[Records from a data collection]
↓↓↓

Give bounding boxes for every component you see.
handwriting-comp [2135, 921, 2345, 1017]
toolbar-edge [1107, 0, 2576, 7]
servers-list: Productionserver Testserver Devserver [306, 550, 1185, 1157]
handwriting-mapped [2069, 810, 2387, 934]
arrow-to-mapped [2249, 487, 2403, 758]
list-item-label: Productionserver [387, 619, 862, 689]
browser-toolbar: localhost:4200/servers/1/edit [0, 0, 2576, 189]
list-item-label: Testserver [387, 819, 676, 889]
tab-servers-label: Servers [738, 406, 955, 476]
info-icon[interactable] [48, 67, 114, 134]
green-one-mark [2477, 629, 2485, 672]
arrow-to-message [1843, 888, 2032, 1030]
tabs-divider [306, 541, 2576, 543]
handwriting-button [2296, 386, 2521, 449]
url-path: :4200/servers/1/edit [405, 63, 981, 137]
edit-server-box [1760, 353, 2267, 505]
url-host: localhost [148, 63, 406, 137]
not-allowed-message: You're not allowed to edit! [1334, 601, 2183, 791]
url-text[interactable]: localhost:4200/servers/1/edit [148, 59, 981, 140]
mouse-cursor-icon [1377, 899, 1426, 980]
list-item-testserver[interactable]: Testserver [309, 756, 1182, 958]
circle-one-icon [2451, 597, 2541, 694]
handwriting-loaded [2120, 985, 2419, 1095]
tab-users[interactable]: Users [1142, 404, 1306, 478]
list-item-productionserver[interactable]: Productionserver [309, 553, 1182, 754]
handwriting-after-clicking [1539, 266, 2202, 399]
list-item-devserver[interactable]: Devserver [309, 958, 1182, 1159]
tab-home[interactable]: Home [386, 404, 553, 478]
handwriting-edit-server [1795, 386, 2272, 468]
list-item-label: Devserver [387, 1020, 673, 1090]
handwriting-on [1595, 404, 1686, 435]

↑↑↑

What is asked:
Retype every line of the items above, keeping each character unchanged.

Written reply:
Give bounding boxes for every component you see.
handwriting-comp [2135, 921, 2345, 1017]
toolbar-edge [1107, 0, 2576, 7]
servers-list: Productionserver Testserver Devserver [306, 550, 1185, 1157]
handwriting-mapped [2069, 810, 2387, 934]
arrow-to-mapped [2249, 487, 2403, 758]
list-item-label: Productionserver [387, 619, 862, 689]
browser-toolbar: localhost:4200/servers/1/edit [0, 0, 2576, 189]
list-item-label: Testserver [387, 819, 676, 889]
tab-servers-label: Servers [738, 406, 955, 476]
info-icon[interactable] [48, 67, 114, 134]
green-one-mark [2477, 629, 2485, 672]
arrow-to-message [1843, 888, 2032, 1030]
tabs-divider [306, 541, 2576, 543]
handwriting-button [2296, 386, 2521, 449]
url-path: :4200/servers/1/edit [405, 63, 981, 137]
edit-server-box [1760, 353, 2267, 505]
url-host: localhost [148, 63, 406, 137]
not-allowed-message: You're not allowed to edit! [1334, 601, 2183, 791]
url-text[interactable]: localhost:4200/servers/1/edit [148, 59, 981, 140]
mouse-cursor-icon [1377, 899, 1426, 980]
list-item-testserver[interactable]: Testserver [309, 756, 1182, 958]
circle-one-icon [2451, 597, 2541, 694]
handwriting-loaded [2120, 985, 2419, 1095]
tab-users[interactable]: Users [1142, 404, 1306, 478]
list-item-productionserver[interactable]: Productionserver [309, 553, 1182, 754]
handwriting-after-clicking [1539, 266, 2202, 399]
list-item-devserver[interactable]: Devserver [309, 958, 1182, 1159]
tab-home[interactable]: Home [386, 404, 553, 478]
handwriting-edit-server [1795, 386, 2272, 468]
list-item-label: Devserver [387, 1020, 673, 1090]
handwriting-on [1595, 404, 1686, 435]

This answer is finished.